- **DIRECTIONS**: Retype all material exactly. Pictures stay out of the copy.

- **INFORMATION GIVEN**:
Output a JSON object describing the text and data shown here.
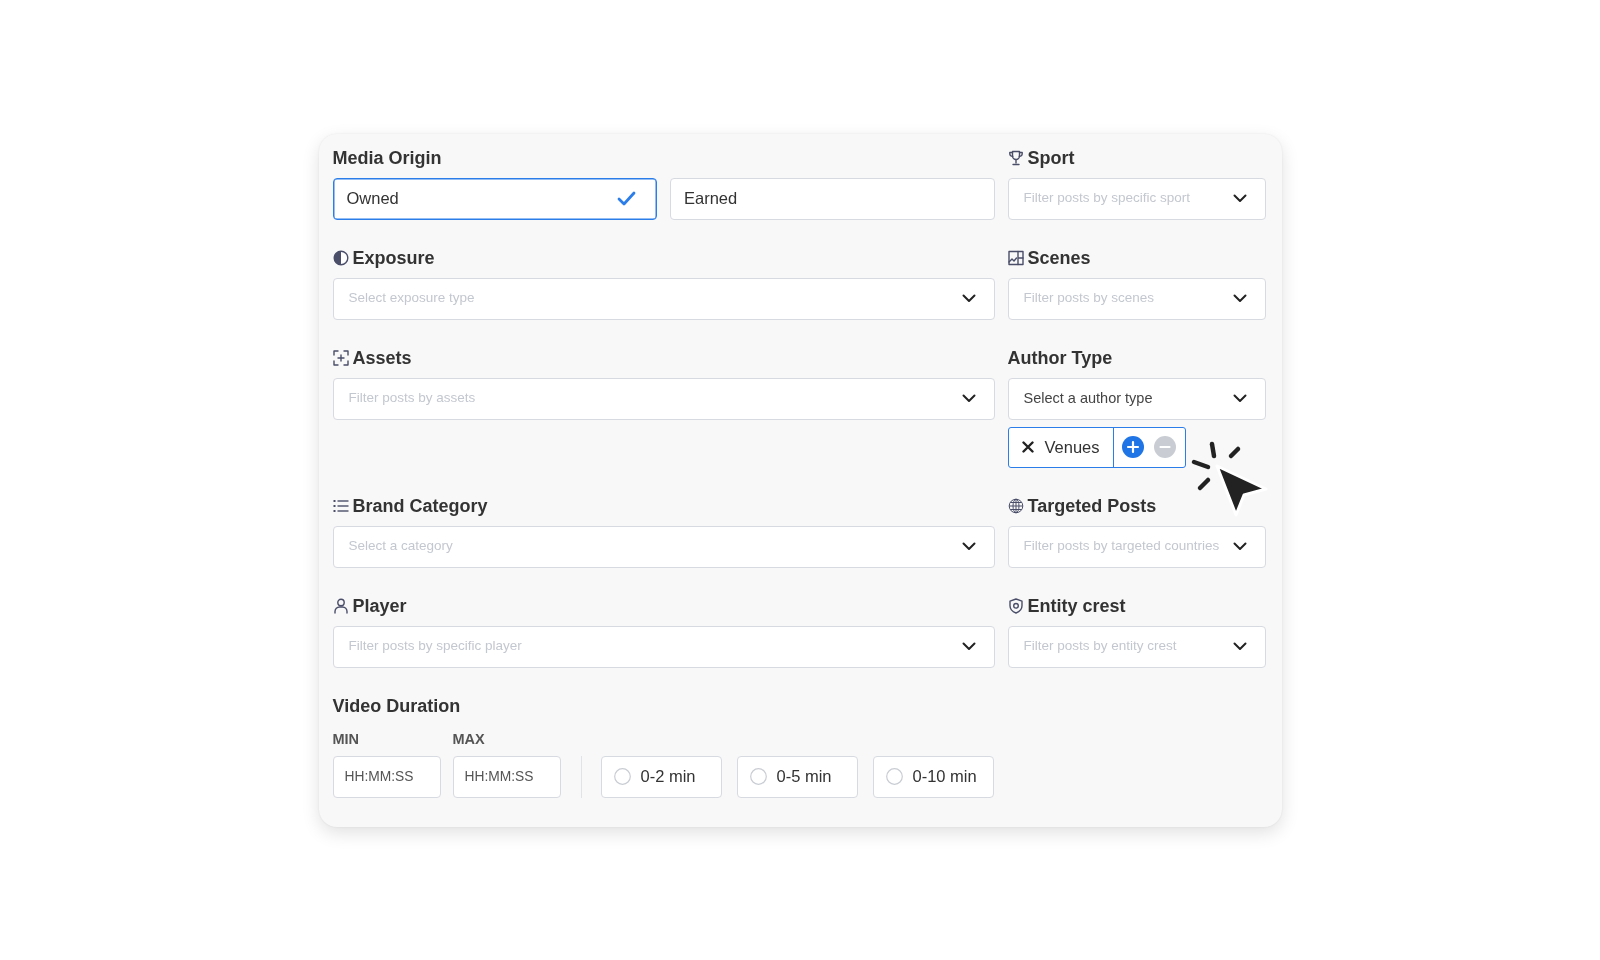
{
  "filters": [
    {
      "kind": "toggle",
      "label": "Media Origin",
      "options": [
        {
          "label": "Owned",
          "selected": true
        },
        {
          "label": "Earned",
          "selected": false
        }
      ]
    },
    {
      "kind": "select",
      "label": "Sport",
      "placeholder": "Filter posts by specific sport"
    },
    {
      "kind": "select",
      "label": "Exposure",
      "placeholder": "Select exposure type"
    },
    {
      "kind": "select",
      "label": "Scenes",
      "placeholder": "Filter posts by scenes"
    },
    {
      "kind": "select",
      "label": "Assets",
      "placeholder": "Filter posts by assets"
    },
    {
      "kind": "select",
      "label": "Author Type",
      "value": "Select a author type",
      "tags": [
        {
          "label": "Venues",
          "actions": [
            {
              "kind": "include",
              "selected": true
            },
            {
              "kind": "exclude",
              "selected": false
            }
          ]
        }
      ]
    },
    {
      "kind": "select",
      "label": "Brand Category",
      "placeholder": "Select a category"
    },
    {
      "kind": "select",
      "label": "Targeted Posts",
      "placeholder": "Filter posts by targeted countries"
    },
    {
      "kind": "select",
      "label": "Player",
      "placeholder": "Filter posts by specific player"
    },
    {
      "kind": "select",
      "label": "Entity crest",
      "placeholder": "Filter posts by entity crest"
    }
  ],
  "video_duration": {
    "label": "Video Duration",
    "min": {
      "label": "MIN",
      "placeholder": "HH:MM:SS"
    },
    "max": {
      "label": "MAX",
      "placeholder": "HH:MM:SS"
    },
    "presets": [
      {
        "label": "0-2 min",
        "selected": false
      },
      {
        "label": "0-5 min",
        "selected": false
      },
      {
        "label": "0-10 min",
        "selected": false
      }
    ]
  }
}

- **TASK ANSWER**:
Output a JSON object describing the text and data shown here.
{
  "filters": [
    {
      "kind": "toggle",
      "label": "Media Origin",
      "options": [
        {
          "label": "Owned",
          "selected": true
        },
        {
          "label": "Earned",
          "selected": false
        }
      ]
    },
    {
      "kind": "select",
      "label": "Sport",
      "placeholder": "Filter posts by specific sport"
    },
    {
      "kind": "select",
      "label": "Exposure",
      "placeholder": "Select exposure type"
    },
    {
      "kind": "select",
      "label": "Scenes",
      "placeholder": "Filter posts by scenes"
    },
    {
      "kind": "select",
      "label": "Assets",
      "placeholder": "Filter posts by assets"
    },
    {
      "kind": "select",
      "label": "Author Type",
      "value": "Select a author type",
      "tags": [
        {
          "label": "Venues",
          "actions": [
            {
              "kind": "include",
              "selected": true
            },
            {
              "kind": "exclude",
              "selected": false
            }
          ]
        }
      ]
    },
    {
      "kind": "select",
      "label": "Brand Category",
      "placeholder": "Select a category"
    },
    {
      "kind": "select",
      "label": "Targeted Posts",
      "placeholder": "Filter posts by targeted countries"
    },
    {
      "kind": "select",
      "label": "Player",
      "placeholder": "Filter posts by specific player"
    },
    {
      "kind": "select",
      "label": "Entity crest",
      "placeholder": "Filter posts by entity crest"
    }
  ],
  "video_duration": {
    "label": "Video Duration",
    "min": {
      "label": "MIN",
      "placeholder": "HH:MM:SS"
    },
    "max": {
      "label": "MAX",
      "placeholder": "HH:MM:SS"
    },
    "presets": [
      {
        "label": "0-2 min",
        "selected": false
      },
      {
        "label": "0-5 min",
        "selected": false
      },
      {
        "label": "0-10 min",
        "selected": false
      }
    ]
  }
}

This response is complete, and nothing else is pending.